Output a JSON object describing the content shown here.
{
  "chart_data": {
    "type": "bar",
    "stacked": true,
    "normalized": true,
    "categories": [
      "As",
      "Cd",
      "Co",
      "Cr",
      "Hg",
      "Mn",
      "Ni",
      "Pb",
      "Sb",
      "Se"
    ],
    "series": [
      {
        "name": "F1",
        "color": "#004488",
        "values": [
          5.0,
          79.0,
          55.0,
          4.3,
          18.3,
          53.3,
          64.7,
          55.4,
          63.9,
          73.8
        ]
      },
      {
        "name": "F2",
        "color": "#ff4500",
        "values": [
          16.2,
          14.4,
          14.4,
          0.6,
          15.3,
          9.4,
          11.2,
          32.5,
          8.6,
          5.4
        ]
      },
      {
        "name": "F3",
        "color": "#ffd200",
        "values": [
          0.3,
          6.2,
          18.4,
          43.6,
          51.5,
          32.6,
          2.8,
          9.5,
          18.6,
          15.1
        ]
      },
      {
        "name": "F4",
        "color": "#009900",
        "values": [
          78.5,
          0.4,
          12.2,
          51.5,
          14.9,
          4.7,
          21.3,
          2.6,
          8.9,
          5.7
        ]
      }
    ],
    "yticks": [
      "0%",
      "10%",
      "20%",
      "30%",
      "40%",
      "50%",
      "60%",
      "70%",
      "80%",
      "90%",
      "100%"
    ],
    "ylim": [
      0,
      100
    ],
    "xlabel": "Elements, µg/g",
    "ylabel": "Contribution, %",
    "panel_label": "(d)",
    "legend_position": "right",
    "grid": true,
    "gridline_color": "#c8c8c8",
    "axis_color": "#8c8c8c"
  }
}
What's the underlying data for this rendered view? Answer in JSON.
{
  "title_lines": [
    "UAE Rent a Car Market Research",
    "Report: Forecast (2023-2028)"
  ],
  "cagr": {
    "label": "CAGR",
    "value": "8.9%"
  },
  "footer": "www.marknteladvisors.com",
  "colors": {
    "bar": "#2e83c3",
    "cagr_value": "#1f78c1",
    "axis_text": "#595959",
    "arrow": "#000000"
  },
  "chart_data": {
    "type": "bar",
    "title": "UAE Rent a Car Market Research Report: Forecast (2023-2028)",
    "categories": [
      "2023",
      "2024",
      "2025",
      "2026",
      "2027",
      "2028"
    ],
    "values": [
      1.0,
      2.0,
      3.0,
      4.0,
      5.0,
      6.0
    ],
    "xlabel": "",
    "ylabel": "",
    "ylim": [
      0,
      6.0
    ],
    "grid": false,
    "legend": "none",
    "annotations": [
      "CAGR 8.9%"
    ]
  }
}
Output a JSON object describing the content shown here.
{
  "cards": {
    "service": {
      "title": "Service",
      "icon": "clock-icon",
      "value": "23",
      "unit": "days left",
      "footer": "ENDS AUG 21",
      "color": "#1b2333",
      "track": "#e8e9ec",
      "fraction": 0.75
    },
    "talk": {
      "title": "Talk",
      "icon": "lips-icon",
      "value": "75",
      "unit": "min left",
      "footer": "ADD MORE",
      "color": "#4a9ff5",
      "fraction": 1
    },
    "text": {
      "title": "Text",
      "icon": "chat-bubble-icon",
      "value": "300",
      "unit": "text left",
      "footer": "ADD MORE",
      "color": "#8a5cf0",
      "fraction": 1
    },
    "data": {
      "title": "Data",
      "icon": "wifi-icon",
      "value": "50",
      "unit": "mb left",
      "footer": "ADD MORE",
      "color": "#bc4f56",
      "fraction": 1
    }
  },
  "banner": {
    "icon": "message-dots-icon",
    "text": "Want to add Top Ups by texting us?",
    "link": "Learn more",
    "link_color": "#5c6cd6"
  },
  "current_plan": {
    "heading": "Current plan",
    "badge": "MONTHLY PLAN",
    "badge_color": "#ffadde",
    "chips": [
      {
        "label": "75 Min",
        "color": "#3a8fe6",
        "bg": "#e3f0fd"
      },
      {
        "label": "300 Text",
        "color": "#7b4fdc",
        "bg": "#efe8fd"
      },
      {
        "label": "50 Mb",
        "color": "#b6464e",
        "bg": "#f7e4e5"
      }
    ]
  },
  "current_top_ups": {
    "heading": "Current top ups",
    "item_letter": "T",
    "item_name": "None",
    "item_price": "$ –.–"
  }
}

**YOUR GOAL**
Your task is to reproduce all of the records exactly.

**RESULT OF THIS TASK**
Output a JSON object describing the content shown here.
{
  "chart_data": {
    "type": "bar",
    "stacked": true,
    "normalized": true,
    "categories": [
      "As",
      "Cd",
      "Co",
      "Cr",
      "Hg",
      "Mn",
      "Ni",
      "Pb",
      "Sb",
      "Se"
    ],
    "series": [
      {
        "name": "F1",
        "color": "#004488",
        "values": [
          5.0,
          79.0,
          55.0,
          4.3,
          18.3,
          53.3,
          64.7,
          55.4,
          63.9,
          73.8
        ]
      },
      {
        "name": "F2",
        "color": "#ff4500",
        "values": [
          16.2,
          14.4,
          14.4,
          0.6,
          15.3,
          9.4,
          11.2,
          32.5,
          8.6,
          5.4
        ]
      },
      {
        "name": "F3",
        "color": "#ffd200",
        "values": [
          0.3,
          6.2,
          18.4,
          43.6,
          51.5,
          32.6,
          2.8,
          9.5,
          18.6,
          15.1
        ]
      },
      {
        "name": "F4",
        "color": "#009900",
        "values": [
          78.5,
          0.4,
          12.2,
          51.5,
          14.9,
          4.7,
          21.3,
          2.6,
          8.9,
          5.7
        ]
      }
    ],
    "yticks": [
      "0%",
      "10%",
      "20%",
      "30%",
      "40%",
      "50%",
      "60%",
      "70%",
      "80%",
      "90%",
      "100%"
    ],
    "ylim": [
      0,
      100
    ],
    "xlabel": "Elements, µg/g",
    "ylabel": "Contribution, %",
    "panel_label": "(d)",
    "legend_position": "right",
    "grid": true,
    "gridline_color": "#c8c8c8",
    "axis_color": "#8c8c8c"
  }
}
What's the underlying data for this rendered view? Answer in JSON.
{
  "title_lines": [
    "UAE Rent a Car Market Research",
    "Report: Forecast (2023-2028)"
  ],
  "cagr": {
    "label": "CAGR",
    "value": "8.9%"
  },
  "footer": "www.marknteladvisors.com",
  "colors": {
    "bar": "#2e83c3",
    "cagr_value": "#1f78c1",
    "axis_text": "#595959",
    "arrow": "#000000"
  },
  "chart_data": {
    "type": "bar",
    "title": "UAE Rent a Car Market Research Report: Forecast (2023-2028)",
    "categories": [
      "2023",
      "2024",
      "2025",
      "2026",
      "2027",
      "2028"
    ],
    "values": [
      1.0,
      2.0,
      3.0,
      4.0,
      5.0,
      6.0
    ],
    "xlabel": "",
    "ylabel": "",
    "ylim": [
      0,
      6.0
    ],
    "grid": false,
    "legend": "none",
    "annotations": [
      "CAGR 8.9%"
    ]
  }
}
Output a JSON object describing the content shown here.
{
  "cards": {
    "service": {
      "title": "Service",
      "icon": "clock-icon",
      "value": "23",
      "unit": "days left",
      "footer": "ENDS AUG 21",
      "color": "#1b2333",
      "track": "#e8e9ec",
      "fraction": 0.75
    },
    "talk": {
      "title": "Talk",
      "icon": "lips-icon",
      "value": "75",
      "unit": "min left",
      "footer": "ADD MORE",
      "color": "#4a9ff5",
      "fraction": 1
    },
    "text": {
      "title": "Text",
      "icon": "chat-bubble-icon",
      "value": "300",
      "unit": "text left",
      "footer": "ADD MORE",
      "color": "#8a5cf0",
      "fraction": 1
    },
    "data": {
      "title": "Data",
      "icon": "wifi-icon",
      "value": "50",
      "unit": "mb left",
      "footer": "ADD MORE",
      "color": "#bc4f56",
      "fraction": 1
    }
  },
  "banner": {
    "icon": "message-dots-icon",
    "text": "Want to add Top Ups by texting us?",
    "link": "Learn more",
    "link_color": "#5c6cd6"
  },
  "current_plan": {
    "heading": "Current plan",
    "badge": "MONTHLY PLAN",
    "badge_color": "#ffadde",
    "chips": [
      {
        "label": "75 Min",
        "color": "#3a8fe6",
        "bg": "#e3f0fd"
      },
      {
        "label": "300 Text",
        "color": "#7b4fdc",
        "bg": "#efe8fd"
      },
      {
        "label": "50 Mb",
        "color": "#b6464e",
        "bg": "#f7e4e5"
      }
    ]
  },
  "current_top_ups": {
    "heading": "Current top ups",
    "item_letter": "T",
    "item_name": "None",
    "item_price": "$ –.–"
  }
}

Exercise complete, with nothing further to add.